Entries from a dataset

################

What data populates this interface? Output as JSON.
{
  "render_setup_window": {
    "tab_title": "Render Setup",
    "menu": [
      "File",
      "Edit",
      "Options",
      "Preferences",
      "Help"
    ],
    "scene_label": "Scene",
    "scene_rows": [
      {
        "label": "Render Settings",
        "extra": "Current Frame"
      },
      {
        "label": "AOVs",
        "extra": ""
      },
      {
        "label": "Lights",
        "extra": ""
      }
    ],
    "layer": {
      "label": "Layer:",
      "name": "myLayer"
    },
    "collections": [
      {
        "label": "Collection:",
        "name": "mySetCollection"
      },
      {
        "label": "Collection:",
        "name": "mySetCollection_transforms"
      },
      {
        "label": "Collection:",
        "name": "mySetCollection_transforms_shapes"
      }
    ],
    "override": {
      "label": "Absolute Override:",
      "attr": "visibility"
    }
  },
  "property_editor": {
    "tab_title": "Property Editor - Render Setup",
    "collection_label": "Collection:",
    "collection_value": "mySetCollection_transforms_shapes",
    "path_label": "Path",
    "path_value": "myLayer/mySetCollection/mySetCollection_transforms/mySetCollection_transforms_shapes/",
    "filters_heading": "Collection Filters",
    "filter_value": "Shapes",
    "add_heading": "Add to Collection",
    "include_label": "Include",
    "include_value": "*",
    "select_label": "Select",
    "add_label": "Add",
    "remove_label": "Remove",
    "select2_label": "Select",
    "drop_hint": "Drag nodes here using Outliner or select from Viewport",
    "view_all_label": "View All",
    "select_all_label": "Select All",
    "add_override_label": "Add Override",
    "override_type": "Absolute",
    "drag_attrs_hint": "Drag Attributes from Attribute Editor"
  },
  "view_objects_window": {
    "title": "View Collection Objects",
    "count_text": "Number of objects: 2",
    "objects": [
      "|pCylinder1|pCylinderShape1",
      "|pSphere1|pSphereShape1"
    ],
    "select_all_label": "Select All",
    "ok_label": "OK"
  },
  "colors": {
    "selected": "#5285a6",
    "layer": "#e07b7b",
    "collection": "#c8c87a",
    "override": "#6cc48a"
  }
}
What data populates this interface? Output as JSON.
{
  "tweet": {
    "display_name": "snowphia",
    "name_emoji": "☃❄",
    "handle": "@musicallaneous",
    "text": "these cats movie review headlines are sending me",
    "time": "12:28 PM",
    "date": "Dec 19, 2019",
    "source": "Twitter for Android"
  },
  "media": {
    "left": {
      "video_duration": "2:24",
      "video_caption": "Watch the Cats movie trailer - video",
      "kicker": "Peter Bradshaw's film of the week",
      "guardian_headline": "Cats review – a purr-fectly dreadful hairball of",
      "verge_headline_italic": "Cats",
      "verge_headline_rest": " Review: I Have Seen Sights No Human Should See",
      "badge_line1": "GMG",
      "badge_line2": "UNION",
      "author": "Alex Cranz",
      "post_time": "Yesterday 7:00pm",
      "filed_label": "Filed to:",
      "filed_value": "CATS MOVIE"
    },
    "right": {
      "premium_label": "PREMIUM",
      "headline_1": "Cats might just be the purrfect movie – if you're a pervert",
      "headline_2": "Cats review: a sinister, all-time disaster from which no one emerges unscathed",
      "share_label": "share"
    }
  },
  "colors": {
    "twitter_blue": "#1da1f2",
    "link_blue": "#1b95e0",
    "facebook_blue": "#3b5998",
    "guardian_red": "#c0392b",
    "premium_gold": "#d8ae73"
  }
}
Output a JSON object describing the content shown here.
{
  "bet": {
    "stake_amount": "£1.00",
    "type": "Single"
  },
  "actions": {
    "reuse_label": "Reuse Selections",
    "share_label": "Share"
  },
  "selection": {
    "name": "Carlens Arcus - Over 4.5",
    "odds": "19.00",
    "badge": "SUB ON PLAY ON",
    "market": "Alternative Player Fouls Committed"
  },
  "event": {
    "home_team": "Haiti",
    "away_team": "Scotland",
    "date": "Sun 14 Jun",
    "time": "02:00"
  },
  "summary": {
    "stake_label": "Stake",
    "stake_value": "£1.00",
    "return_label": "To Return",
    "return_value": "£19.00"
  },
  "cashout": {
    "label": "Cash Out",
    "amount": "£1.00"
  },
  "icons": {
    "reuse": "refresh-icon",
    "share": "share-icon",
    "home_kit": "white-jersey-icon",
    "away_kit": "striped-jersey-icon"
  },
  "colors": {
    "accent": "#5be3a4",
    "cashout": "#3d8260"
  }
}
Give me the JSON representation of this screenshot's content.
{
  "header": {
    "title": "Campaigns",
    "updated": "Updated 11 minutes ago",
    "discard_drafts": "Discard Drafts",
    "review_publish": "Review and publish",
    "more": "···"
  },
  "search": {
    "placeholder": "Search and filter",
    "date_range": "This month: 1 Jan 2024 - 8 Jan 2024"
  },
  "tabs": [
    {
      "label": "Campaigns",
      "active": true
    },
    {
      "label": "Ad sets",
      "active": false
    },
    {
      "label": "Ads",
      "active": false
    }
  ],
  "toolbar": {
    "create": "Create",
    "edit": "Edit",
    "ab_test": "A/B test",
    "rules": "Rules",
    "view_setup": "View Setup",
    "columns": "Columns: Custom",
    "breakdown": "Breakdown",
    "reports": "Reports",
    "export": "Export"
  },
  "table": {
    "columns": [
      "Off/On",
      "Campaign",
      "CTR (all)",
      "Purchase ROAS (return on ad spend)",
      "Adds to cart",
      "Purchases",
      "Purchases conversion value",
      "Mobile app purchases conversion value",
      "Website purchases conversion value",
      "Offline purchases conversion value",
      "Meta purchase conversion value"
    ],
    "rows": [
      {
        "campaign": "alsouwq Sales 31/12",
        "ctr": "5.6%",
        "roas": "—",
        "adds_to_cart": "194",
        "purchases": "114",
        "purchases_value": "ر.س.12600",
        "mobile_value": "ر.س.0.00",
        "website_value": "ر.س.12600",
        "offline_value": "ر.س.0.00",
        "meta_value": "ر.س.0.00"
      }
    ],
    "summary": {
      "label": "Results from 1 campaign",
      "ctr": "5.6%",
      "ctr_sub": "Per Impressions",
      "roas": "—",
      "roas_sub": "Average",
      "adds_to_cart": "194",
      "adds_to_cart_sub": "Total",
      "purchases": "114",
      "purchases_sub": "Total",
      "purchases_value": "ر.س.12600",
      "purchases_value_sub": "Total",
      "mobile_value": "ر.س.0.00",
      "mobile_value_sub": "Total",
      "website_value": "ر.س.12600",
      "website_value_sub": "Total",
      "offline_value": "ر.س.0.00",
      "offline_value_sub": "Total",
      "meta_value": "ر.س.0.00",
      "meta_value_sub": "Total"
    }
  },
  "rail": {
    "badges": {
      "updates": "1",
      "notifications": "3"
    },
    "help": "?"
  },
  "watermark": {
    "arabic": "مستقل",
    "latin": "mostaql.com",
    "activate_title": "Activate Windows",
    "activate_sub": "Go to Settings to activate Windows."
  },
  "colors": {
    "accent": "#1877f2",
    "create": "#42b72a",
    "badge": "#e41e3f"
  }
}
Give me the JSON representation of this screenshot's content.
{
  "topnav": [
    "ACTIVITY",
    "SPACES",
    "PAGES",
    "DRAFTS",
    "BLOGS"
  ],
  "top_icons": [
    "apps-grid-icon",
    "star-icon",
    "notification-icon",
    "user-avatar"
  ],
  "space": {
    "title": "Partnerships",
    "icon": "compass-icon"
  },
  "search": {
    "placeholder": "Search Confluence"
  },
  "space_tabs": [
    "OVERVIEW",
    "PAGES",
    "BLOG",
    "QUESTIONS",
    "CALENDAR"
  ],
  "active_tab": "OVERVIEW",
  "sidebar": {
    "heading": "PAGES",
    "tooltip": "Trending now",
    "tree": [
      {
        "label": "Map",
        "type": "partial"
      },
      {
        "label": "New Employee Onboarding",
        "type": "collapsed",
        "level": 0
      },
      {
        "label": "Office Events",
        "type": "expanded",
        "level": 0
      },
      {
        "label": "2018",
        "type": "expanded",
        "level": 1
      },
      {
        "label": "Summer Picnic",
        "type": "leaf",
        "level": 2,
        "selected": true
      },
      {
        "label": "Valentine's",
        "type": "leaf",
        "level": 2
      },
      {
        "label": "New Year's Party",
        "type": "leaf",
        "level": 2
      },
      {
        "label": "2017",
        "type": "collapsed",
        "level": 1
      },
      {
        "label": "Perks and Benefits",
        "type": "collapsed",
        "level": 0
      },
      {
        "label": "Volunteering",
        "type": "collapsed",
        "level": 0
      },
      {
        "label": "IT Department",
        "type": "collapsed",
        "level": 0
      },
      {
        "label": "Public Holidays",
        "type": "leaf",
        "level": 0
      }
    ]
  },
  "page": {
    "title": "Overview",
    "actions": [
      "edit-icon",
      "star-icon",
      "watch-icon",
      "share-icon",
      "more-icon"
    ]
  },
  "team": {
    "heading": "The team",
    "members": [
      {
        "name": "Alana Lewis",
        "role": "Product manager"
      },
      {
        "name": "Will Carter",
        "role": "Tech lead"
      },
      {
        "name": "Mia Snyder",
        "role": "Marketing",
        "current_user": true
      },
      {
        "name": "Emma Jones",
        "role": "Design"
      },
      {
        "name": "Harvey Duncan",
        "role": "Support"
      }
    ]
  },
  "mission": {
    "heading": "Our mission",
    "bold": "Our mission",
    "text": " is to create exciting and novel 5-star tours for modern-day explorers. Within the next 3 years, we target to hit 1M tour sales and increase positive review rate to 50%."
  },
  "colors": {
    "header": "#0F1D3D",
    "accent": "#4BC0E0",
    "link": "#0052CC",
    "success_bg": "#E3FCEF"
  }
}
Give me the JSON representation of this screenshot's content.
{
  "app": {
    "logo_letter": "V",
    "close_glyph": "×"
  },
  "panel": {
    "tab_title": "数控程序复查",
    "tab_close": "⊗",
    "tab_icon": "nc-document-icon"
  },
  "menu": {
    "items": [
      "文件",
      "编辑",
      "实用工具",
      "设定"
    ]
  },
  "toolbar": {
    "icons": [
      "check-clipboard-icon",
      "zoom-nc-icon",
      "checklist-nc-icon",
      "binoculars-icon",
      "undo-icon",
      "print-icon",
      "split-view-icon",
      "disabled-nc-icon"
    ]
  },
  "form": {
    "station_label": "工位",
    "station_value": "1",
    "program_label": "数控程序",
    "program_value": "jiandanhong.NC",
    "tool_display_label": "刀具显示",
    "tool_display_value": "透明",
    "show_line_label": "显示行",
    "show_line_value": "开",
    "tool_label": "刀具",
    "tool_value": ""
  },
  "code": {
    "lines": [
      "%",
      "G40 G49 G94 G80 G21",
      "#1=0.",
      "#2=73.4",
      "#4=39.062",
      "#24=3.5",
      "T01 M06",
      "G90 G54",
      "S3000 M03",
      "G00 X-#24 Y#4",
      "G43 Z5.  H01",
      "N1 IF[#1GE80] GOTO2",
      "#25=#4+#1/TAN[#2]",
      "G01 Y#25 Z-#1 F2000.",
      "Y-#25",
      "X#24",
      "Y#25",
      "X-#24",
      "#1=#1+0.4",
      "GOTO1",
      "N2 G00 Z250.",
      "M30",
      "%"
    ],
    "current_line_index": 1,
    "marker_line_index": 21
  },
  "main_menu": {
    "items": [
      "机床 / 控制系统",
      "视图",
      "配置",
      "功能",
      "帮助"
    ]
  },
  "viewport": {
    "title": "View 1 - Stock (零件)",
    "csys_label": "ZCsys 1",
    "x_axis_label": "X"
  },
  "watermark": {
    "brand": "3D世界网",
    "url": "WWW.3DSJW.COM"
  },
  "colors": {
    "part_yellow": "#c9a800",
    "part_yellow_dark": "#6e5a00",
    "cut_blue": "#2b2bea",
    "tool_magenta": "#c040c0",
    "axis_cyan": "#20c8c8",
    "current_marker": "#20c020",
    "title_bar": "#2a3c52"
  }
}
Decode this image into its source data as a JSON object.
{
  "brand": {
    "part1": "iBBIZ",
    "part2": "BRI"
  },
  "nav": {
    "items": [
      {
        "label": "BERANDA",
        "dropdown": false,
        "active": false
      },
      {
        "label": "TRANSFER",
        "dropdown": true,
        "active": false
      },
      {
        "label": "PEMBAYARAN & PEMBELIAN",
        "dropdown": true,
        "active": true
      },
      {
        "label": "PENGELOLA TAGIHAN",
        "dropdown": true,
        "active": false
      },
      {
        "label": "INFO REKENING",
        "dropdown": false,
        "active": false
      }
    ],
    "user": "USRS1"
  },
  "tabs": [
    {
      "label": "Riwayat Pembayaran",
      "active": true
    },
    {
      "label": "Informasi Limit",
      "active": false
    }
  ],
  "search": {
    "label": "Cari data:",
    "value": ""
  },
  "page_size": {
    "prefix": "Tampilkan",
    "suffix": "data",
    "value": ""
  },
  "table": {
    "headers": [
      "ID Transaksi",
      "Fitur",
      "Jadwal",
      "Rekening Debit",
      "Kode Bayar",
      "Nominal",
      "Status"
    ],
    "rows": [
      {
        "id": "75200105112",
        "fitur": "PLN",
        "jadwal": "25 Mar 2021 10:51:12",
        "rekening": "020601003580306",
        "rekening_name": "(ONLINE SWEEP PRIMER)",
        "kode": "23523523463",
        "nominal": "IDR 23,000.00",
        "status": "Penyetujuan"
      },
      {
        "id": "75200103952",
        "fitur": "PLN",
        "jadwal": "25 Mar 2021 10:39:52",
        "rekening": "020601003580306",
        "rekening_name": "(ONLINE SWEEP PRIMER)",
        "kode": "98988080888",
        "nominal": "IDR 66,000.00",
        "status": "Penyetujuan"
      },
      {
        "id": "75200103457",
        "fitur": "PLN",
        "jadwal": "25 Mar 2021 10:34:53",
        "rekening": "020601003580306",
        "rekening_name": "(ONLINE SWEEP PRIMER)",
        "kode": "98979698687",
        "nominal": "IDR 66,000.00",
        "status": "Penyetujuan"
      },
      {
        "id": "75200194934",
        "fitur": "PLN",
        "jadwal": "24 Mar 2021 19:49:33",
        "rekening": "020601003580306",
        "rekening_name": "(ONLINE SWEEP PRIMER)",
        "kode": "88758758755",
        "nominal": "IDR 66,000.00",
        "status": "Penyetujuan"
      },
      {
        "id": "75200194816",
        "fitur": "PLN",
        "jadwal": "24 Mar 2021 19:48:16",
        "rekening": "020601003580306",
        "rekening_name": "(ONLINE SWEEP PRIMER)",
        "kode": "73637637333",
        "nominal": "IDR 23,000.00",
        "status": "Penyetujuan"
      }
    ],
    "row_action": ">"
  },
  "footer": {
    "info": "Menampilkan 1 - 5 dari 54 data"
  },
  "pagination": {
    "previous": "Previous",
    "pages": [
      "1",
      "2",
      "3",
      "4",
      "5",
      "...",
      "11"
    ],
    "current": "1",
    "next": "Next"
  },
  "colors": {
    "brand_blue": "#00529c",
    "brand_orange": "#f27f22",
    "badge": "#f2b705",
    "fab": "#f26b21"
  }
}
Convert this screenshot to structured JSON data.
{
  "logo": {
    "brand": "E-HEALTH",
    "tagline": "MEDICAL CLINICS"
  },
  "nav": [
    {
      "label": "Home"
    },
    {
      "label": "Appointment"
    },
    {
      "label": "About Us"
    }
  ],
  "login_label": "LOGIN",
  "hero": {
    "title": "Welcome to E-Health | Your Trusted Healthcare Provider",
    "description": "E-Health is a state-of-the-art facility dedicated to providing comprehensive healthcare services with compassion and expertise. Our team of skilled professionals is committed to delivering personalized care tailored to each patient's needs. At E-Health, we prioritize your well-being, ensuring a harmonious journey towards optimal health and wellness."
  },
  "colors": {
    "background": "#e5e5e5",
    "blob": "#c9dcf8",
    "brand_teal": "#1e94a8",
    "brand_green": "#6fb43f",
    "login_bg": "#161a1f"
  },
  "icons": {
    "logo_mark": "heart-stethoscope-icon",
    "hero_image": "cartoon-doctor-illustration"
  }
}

################

WRITTEN PROBLEM: Reproduce exactly the lines from the one containing "Convert this screenshot" through the last line of the records above, including both, and nothing else.

RESULT:
Convert this screenshot to structured JSON data.
{
  "logo": {
    "brand": "E-HEALTH",
    "tagline": "MEDICAL CLINICS"
  },
  "nav": [
    {
      "label": "Home"
    },
    {
      "label": "Appointment"
    },
    {
      "label": "About Us"
    }
  ],
  "login_label": "LOGIN",
  "hero": {
    "title": "Welcome to E-Health | Your Trusted Healthcare Provider",
    "description": "E-Health is a state-of-the-art facility dedicated to providing comprehensive healthcare services with compassion and expertise. Our team of skilled professionals is committed to delivering personalized care tailored to each patient's needs. At E-Health, we prioritize your well-being, ensuring a harmonious journey towards optimal health and wellness."
  },
  "colors": {
    "background": "#e5e5e5",
    "blob": "#c9dcf8",
    "brand_teal": "#1e94a8",
    "brand_green": "#6fb43f",
    "login_bg": "#161a1f"
  },
  "icons": {
    "logo_mark": "heart-stethoscope-icon",
    "hero_image": "cartoon-doctor-illustration"
  }
}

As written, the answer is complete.